Entries with figure data
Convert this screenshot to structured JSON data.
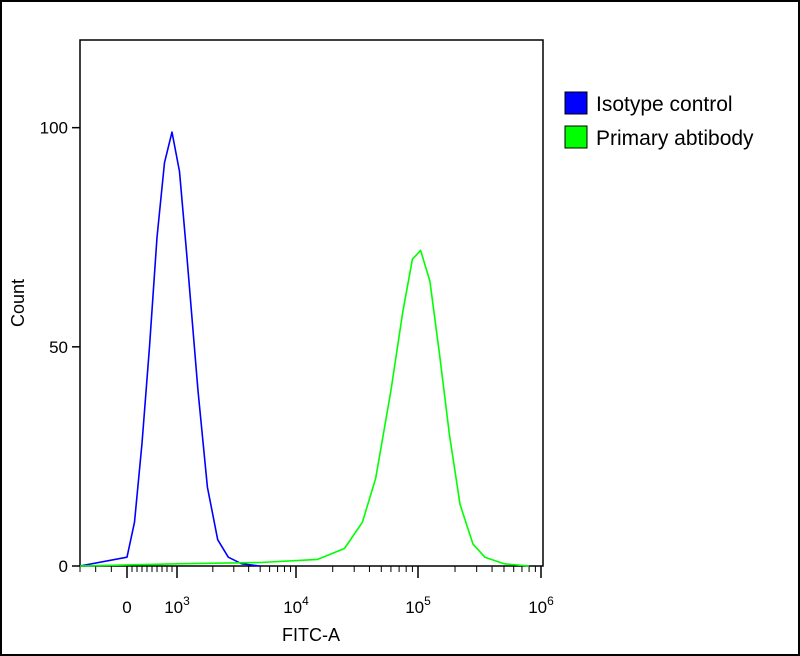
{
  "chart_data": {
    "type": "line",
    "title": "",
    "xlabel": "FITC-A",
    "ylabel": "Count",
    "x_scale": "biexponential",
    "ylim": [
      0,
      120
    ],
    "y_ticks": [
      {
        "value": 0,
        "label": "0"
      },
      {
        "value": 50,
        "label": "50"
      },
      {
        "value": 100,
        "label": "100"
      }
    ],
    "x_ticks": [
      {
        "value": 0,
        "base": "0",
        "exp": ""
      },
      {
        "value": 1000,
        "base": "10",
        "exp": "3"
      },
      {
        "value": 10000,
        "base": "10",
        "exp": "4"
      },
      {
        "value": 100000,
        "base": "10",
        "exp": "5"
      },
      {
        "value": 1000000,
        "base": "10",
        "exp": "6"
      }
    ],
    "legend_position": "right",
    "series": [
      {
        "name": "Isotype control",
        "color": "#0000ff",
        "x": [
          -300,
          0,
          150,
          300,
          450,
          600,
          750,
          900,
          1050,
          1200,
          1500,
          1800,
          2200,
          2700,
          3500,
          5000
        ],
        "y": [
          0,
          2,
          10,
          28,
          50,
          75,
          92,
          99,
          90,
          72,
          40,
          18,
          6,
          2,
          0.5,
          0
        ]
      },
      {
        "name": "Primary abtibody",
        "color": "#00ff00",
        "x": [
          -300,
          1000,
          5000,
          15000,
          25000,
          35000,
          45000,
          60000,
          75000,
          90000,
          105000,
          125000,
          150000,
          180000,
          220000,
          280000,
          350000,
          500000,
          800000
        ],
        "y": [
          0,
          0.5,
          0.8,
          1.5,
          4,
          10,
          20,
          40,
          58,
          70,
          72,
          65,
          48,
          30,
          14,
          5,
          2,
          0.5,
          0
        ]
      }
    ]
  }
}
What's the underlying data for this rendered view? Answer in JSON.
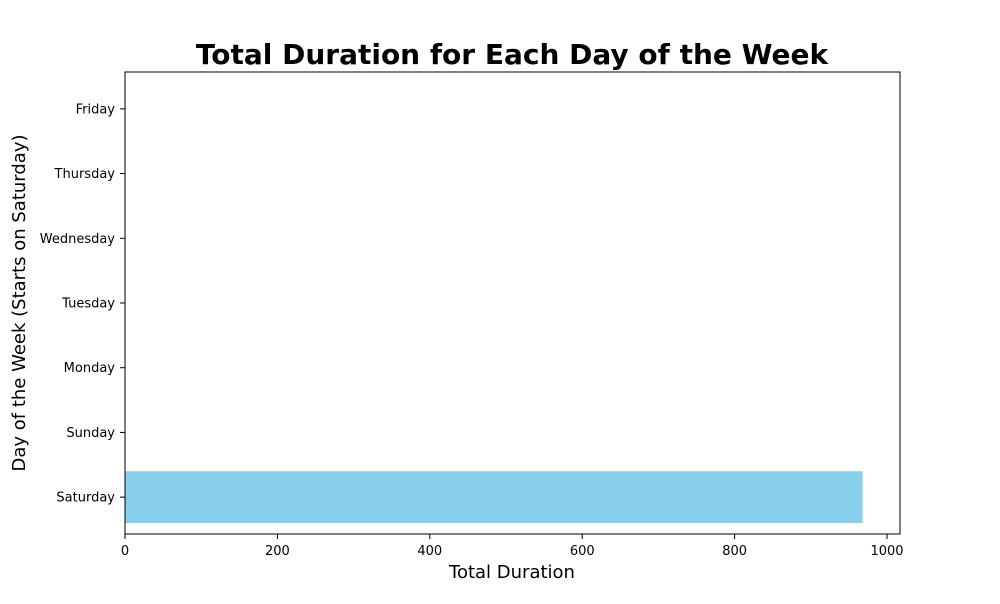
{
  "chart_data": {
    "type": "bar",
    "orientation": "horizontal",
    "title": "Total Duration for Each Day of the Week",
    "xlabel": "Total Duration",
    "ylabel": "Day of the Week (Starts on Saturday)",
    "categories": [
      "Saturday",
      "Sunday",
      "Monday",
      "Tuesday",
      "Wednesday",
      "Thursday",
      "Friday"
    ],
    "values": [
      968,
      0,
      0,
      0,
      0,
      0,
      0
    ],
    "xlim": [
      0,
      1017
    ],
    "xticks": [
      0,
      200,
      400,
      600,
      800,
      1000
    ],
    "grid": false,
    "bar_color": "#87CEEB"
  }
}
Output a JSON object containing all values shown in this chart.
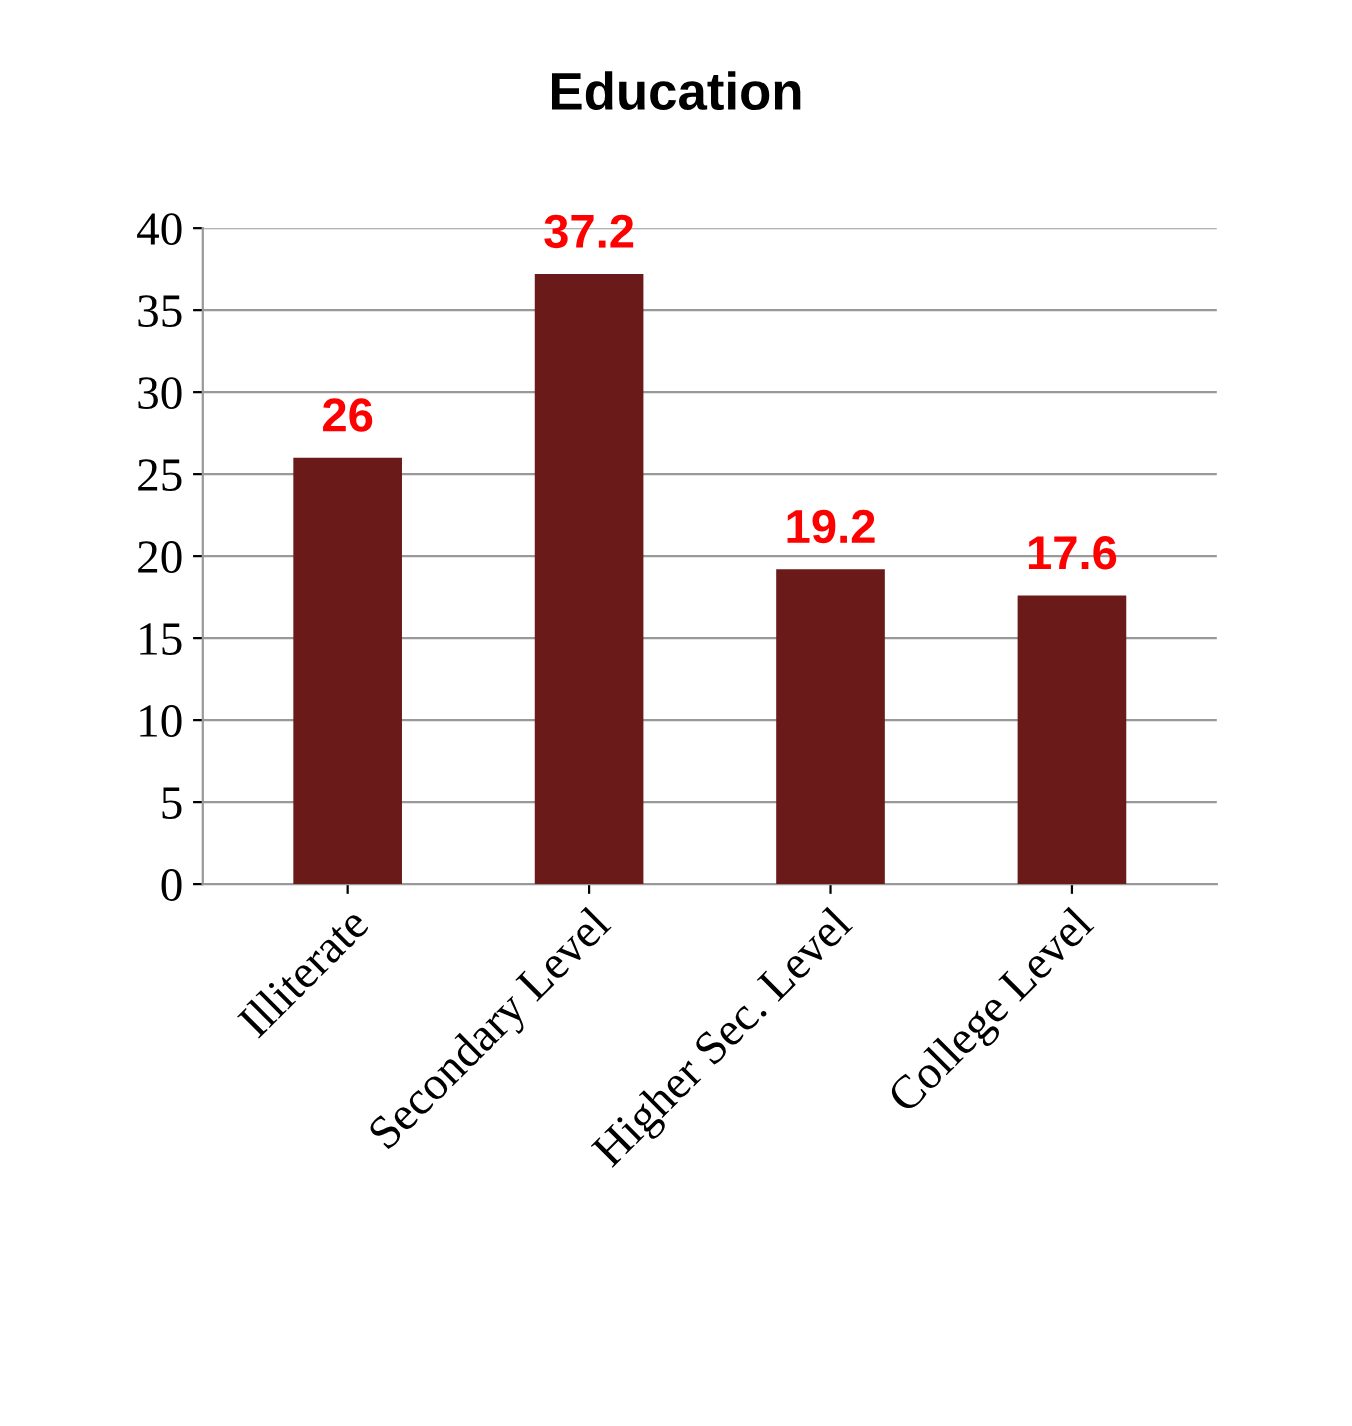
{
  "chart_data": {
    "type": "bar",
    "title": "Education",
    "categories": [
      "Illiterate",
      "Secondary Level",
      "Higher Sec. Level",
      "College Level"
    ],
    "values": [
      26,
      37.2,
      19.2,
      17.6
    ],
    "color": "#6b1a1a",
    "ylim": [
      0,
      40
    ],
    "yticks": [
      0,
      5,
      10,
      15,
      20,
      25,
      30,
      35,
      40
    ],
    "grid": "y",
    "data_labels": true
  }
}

**TASK DETAILS:** Write out exactly the lines from the one that contains "Output a JSON" through the last line of the data above, both included. Leave every picture out.

**THE SOLUTION:**
Output a JSON object containing all values shown in this chart.
{
  "chart_data": {
    "type": "bar",
    "title": "Education",
    "categories": [
      "Illiterate",
      "Secondary Level",
      "Higher Sec. Level",
      "College Level"
    ],
    "values": [
      26,
      37.2,
      19.2,
      17.6
    ],
    "color": "#6b1a1a",
    "ylim": [
      0,
      40
    ],
    "yticks": [
      0,
      5,
      10,
      15,
      20,
      25,
      30,
      35,
      40
    ],
    "grid": "y",
    "data_labels": true
  }
}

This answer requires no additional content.